The records

*****

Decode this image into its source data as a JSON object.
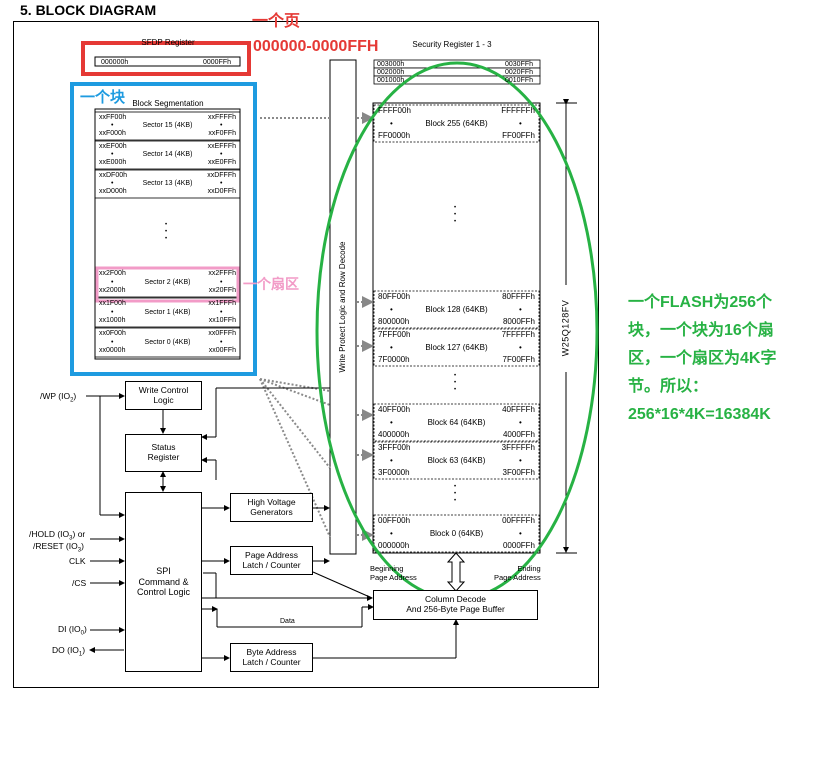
{
  "title": "5.    BLOCK DIAGRAM",
  "annotations": {
    "page": "一个页",
    "page_range": "000000-0000FFH",
    "block": "一个块",
    "sector": "一个扇区",
    "summary_lines": [
      "一个FLASH为256个",
      "块，一个块为16个扇",
      "区，一个扇区为4K字",
      "节。所以：",
      "256*16*4K=16384K"
    ],
    "colors": {
      "red": "#e53935",
      "blue": "#1e9be0",
      "pink": "#f29bc7",
      "green": "#27b244"
    }
  },
  "sfdp": {
    "label": "SFDP Register",
    "start": "000000h",
    "end": "0000FFh"
  },
  "security": {
    "label": "Security Register 1 - 3",
    "rows": [
      {
        "start": "003000h",
        "end": "0030FFh"
      },
      {
        "start": "002000h",
        "end": "0020FFh"
      },
      {
        "start": "001000h",
        "end": "0010FFh"
      }
    ]
  },
  "block_segmentation": {
    "label": "Block Segmentation",
    "dots": "•",
    "vdots": "•\n•\n•",
    "sectors": [
      {
        "top_left": "xxFF00h",
        "top_right": "xxFFFFh",
        "name": "Sector 15 (4KB)",
        "bottom_left": "xxF000h",
        "bottom_right": "xxF0FFh"
      },
      {
        "top_left": "xxEF00h",
        "top_right": "xxEFFFh",
        "name": "Sector 14 (4KB)",
        "bottom_left": "xxE000h",
        "bottom_right": "xxE0FFh"
      },
      {
        "top_left": "xxDF00h",
        "top_right": "xxDFFFh",
        "name": "Sector 13 (4KB)",
        "bottom_left": "xxD000h",
        "bottom_right": "xxD0FFh"
      },
      {
        "top_left": "xx2F00h",
        "top_right": "xx2FFFh",
        "name": "Sector 2 (4KB)",
        "bottom_left": "xx2000h",
        "bottom_right": "xx20FFh"
      },
      {
        "top_left": "xx1F00h",
        "top_right": "xx1FFFh",
        "name": "Sector 1 (4KB)",
        "bottom_left": "xx1000h",
        "bottom_right": "xx10FFh"
      },
      {
        "top_left": "xx0F00h",
        "top_right": "xx0FFFh",
        "name": "Sector 0 (4KB)",
        "bottom_left": "xx0000h",
        "bottom_right": "xx00FFh"
      }
    ]
  },
  "memory_blocks": [
    {
      "top_left": "FFFF00h",
      "top_right": "FFFFFFh",
      "name": "Block 255 (64KB)",
      "bottom_left": "FF0000h",
      "bottom_right": "FF00FFh"
    },
    {
      "top_left": "80FF00h",
      "top_right": "80FFFFh",
      "name": "Block 128 (64KB)",
      "bottom_left": "800000h",
      "bottom_right": "8000FFh"
    },
    {
      "top_left": "7FFF00h",
      "top_right": "7FFFFFh",
      "name": "Block 127 (64KB)",
      "bottom_left": "7F0000h",
      "bottom_right": "7F00FFh"
    },
    {
      "top_left": "40FF00h",
      "top_right": "40FFFFh",
      "name": "Block 64 (64KB)",
      "bottom_left": "400000h",
      "bottom_right": "4000FFh"
    },
    {
      "top_left": "3FFF00h",
      "top_right": "3FFFFFh",
      "name": "Block 63 (64KB)",
      "bottom_left": "3F0000h",
      "bottom_right": "3F00FFh"
    },
    {
      "top_left": "00FF00h",
      "top_right": "00FFFFh",
      "name": "Block 0 (64KB)",
      "bottom_left": "000000h",
      "bottom_right": "0000FFh"
    }
  ],
  "decode_label": "Write Protect Logic and Row Decode",
  "chip_label": "W25Q128FV",
  "beginning_label": "Beginning\nPage Address",
  "ending_label": "Ending\nPage Address",
  "column_decode": "Column Decode\nAnd 256-Byte Page Buffer",
  "write_control": "Write Control\nLogic",
  "status_register": "Status\nRegister",
  "high_voltage": "High Voltage\nGenerators",
  "page_address_latch": "Page Address\nLatch / Counter",
  "byte_address_latch": "Byte Address\nLatch / Counter",
  "spi_block": "SPI\nCommand &\nControl Logic",
  "data_label": "Data",
  "pins": [
    {
      "name": "/WP (IO",
      "sub": "2",
      "close": ")"
    },
    {
      "name": "/HOLD (IO",
      "sub": "3",
      "close": ") or"
    },
    {
      "name": "/RESET (IO",
      "sub": "3",
      "close": ")"
    },
    {
      "name": "CLK",
      "sub": "",
      "close": ""
    },
    {
      "name": "/CS",
      "sub": "",
      "close": ""
    },
    {
      "name": "DI (IO",
      "sub": "0",
      "close": ")"
    },
    {
      "name": "DO (IO",
      "sub": "1",
      "close": ")"
    }
  ]
}
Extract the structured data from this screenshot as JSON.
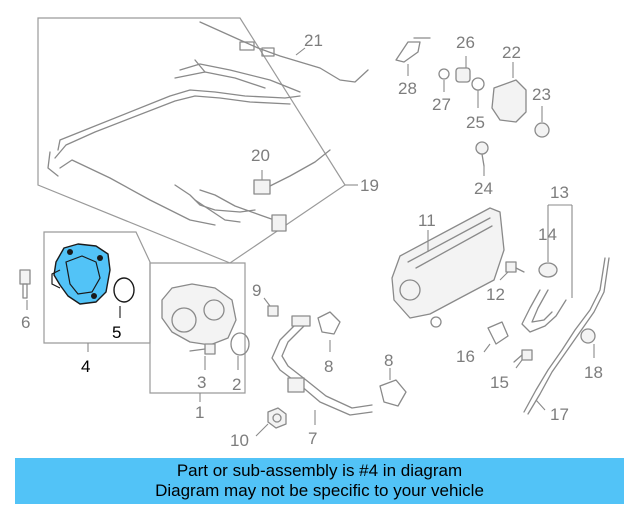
{
  "diagram": {
    "highlight_color": "#52c3f7",
    "callouts": {
      "c1": "1",
      "c2": "2",
      "c3": "3",
      "c4": "4",
      "c5": "5",
      "c6": "6",
      "c7": "7",
      "c8a": "8",
      "c8b": "8",
      "c9": "9",
      "c10": "10",
      "c11": "11",
      "c12": "12",
      "c13": "13",
      "c14": "14",
      "c15": "15",
      "c16": "16",
      "c17": "17",
      "c18": "18",
      "c19": "19",
      "c20": "20",
      "c21": "21",
      "c22": "22",
      "c23": "23",
      "c24": "24",
      "c25": "25",
      "c26": "26",
      "c27": "27",
      "c28": "28"
    }
  },
  "banner": {
    "line1": "Part or sub-assembly is #4 in diagram",
    "line2": "Diagram may not be specific to your vehicle",
    "color": "#52c3f7"
  }
}
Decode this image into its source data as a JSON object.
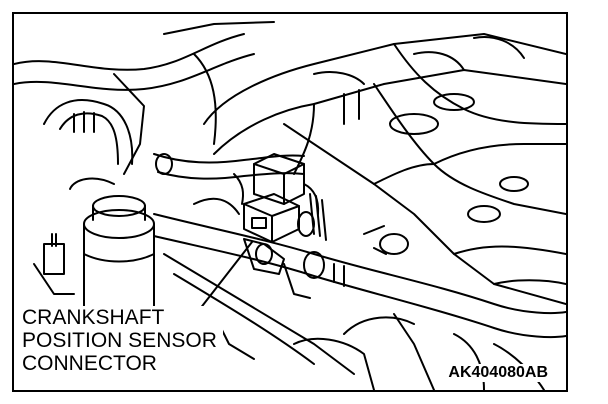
{
  "diagram": {
    "callout_lines": [
      "CRANKSHAFT",
      "POSITION SENSOR",
      "CONNECTOR"
    ],
    "figure_code": "AK404080AB",
    "line_color": "#000000",
    "background_color": "#ffffff"
  }
}
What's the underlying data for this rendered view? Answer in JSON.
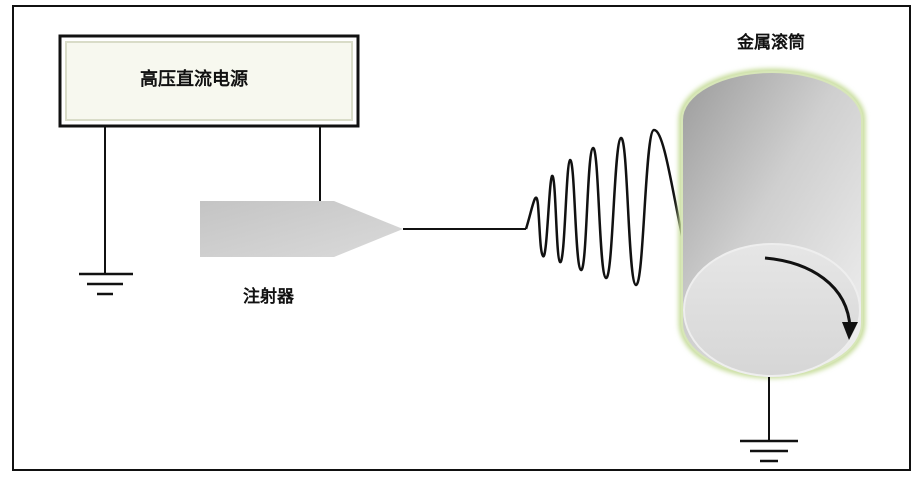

*****

The records above should be reproduced exactly, with no pictures included.

Written response
Decode this image into its source data as a JSON object.
{
  "title": "5.    BLOCK DIAGRAM",
  "annotations": {
    "page": "一个页",
    "page_range": "000000-0000FFH",
    "block": "一个块",
    "sector": "一个扇区",
    "summary_lines": [
      "一个FLASH为256个",
      "块，一个块为16个扇",
      "区，一个扇区为4K字",
      "节。所以：",
      "256*16*4K=16384K"
    ],
    "colors": {
      "red": "#e53935",
      "blue": "#1e9be0",
      "pink": "#f29bc7",
      "green": "#27b244"
    }
  },
  "sfdp": {
    "label": "SFDP Register",
    "start": "000000h",
    "end": "0000FFh"
  },
  "security": {
    "label": "Security Register 1 - 3",
    "rows": [
      {
        "start": "003000h",
        "end": "0030FFh"
      },
      {
        "start": "002000h",
        "end": "0020FFh"
      },
      {
        "start": "001000h",
        "end": "0010FFh"
      }
    ]
  },
  "block_segmentation": {
    "label": "Block Segmentation",
    "dots": "•",
    "vdots": "•\n•\n•",
    "sectors": [
      {
        "top_left": "xxFF00h",
        "top_right": "xxFFFFh",
        "name": "Sector 15 (4KB)",
        "bottom_left": "xxF000h",
        "bottom_right": "xxF0FFh"
      },
      {
        "top_left": "xxEF00h",
        "top_right": "xxEFFFh",
        "name": "Sector 14 (4KB)",
        "bottom_left": "xxE000h",
        "bottom_right": "xxE0FFh"
      },
      {
        "top_left": "xxDF00h",
        "top_right": "xxDFFFh",
        "name": "Sector 13 (4KB)",
        "bottom_left": "xxD000h",
        "bottom_right": "xxD0FFh"
      },
      {
        "top_left": "xx2F00h",
        "top_right": "xx2FFFh",
        "name": "Sector 2 (4KB)",
        "bottom_left": "xx2000h",
        "bottom_right": "xx20FFh"
      },
      {
        "top_left": "xx1F00h",
        "top_right": "xx1FFFh",
        "name": "Sector 1 (4KB)",
        "bottom_left": "xx1000h",
        "bottom_right": "xx10FFh"
      },
      {
        "top_left": "xx0F00h",
        "top_right": "xx0FFFh",
        "name": "Sector 0 (4KB)",
        "bottom_left": "xx0000h",
        "bottom_right": "xx00FFh"
      }
    ]
  },
  "memory_blocks": [
    {
      "top_left": "FFFF00h",
      "top_right": "FFFFFFh",
      "name": "Block 255 (64KB)",
      "bottom_left": "FF0000h",
      "bottom_right": "FF00FFh"
    },
    {
      "top_left": "80FF00h",
      "top_right": "80FFFFh",
      "name": "Block 128 (64KB)",
      "bottom_left": "800000h",
      "bottom_right": "8000FFh"
    },
    {
      "top_left": "7FFF00h",
      "top_right": "7FFFFFh",
      "name": "Block 127 (64KB)",
      "bottom_left": "7F0000h",
      "bottom_right": "7F00FFh"
    },
    {
      "top_left": "40FF00h",
      "top_right": "40FFFFh",
      "name": "Block 64 (64KB)",
      "bottom_left": "400000h",
      "bottom_right": "4000FFh"
    },
    {
      "top_left": "3FFF00h",
      "top_right": "3FFFFFh",
      "name": "Block 63 (64KB)",
      "bottom_left": "3F0000h",
      "bottom_right": "3F00FFh"
    },
    {
      "top_left": "00FF00h",
      "top_right": "00FFFFh",
      "name": "Block 0 (64KB)",
      "bottom_left": "000000h",
      "bottom_right": "0000FFh"
    }
  ],
  "decode_label": "Write Protect Logic and Row Decode",
  "chip_label": "W25Q128FV",
  "beginning_label": "Beginning\nPage Address",
  "ending_label": "Ending\nPage Address",
  "column_decode": "Column Decode\nAnd 256-Byte Page Buffer",
  "write_control": "Write Control\nLogic",
  "status_register": "Status\nRegister",
  "high_voltage": "High Voltage\nGenerators",
  "page_address_latch": "Page Address\nLatch / Counter",
  "byte_address_latch": "Byte Address\nLatch / Counter",
  "spi_block": "SPI\nCommand &\nControl Logic",
  "data_label": "Data",
  "pins": [
    {
      "name": "/WP (IO",
      "sub": "2",
      "close": ")"
    },
    {
      "name": "/HOLD (IO",
      "sub": "3",
      "close": ") or"
    },
    {
      "name": "/RESET (IO",
      "sub": "3",
      "close": ")"
    },
    {
      "name": "CLK",
      "sub": "",
      "close": ""
    },
    {
      "name": "/CS",
      "sub": "",
      "close": ""
    },
    {
      "name": "DI (IO",
      "sub": "0",
      "close": ")"
    },
    {
      "name": "DO (IO",
      "sub": "1",
      "close": ")"
    }
  ]
}
Extract the structured data from this screenshot as JSON.
{
  "diagram": {
    "highlight_color": "#52c3f7",
    "callouts": {
      "c1": "1",
      "c2": "2",
      "c3": "3",
      "c4": "4",
      "c5": "5",
      "c6": "6",
      "c7": "7",
      "c8a": "8",
      "c8b": "8",
      "c9": "9",
      "c10": "10",
      "c11": "11",
      "c12": "12",
      "c13": "13",
      "c14": "14",
      "c15": "15",
      "c16": "16",
      "c17": "17",
      "c18": "18",
      "c19": "19",
      "c20": "20",
      "c21": "21",
      "c22": "22",
      "c23": "23",
      "c24": "24",
      "c25": "25",
      "c26": "26",
      "c27": "27",
      "c28": "28"
    }
  },
  "banner": {
    "line1": "Part or sub-assembly is #4 in diagram",
    "line2": "Diagram may not be specific to your vehicle",
    "color": "#52c3f7"
  }
}
Decode this image into its source data as a JSON object.
{
  "diagram": {
    "callout_lines": [
      "CRANKSHAFT",
      "POSITION SENSOR",
      "CONNECTOR"
    ],
    "figure_code": "AK404080AB",
    "line_color": "#000000",
    "background_color": "#ffffff"
  }
}
What's the underlying data for this rendered view? Answer in JSON.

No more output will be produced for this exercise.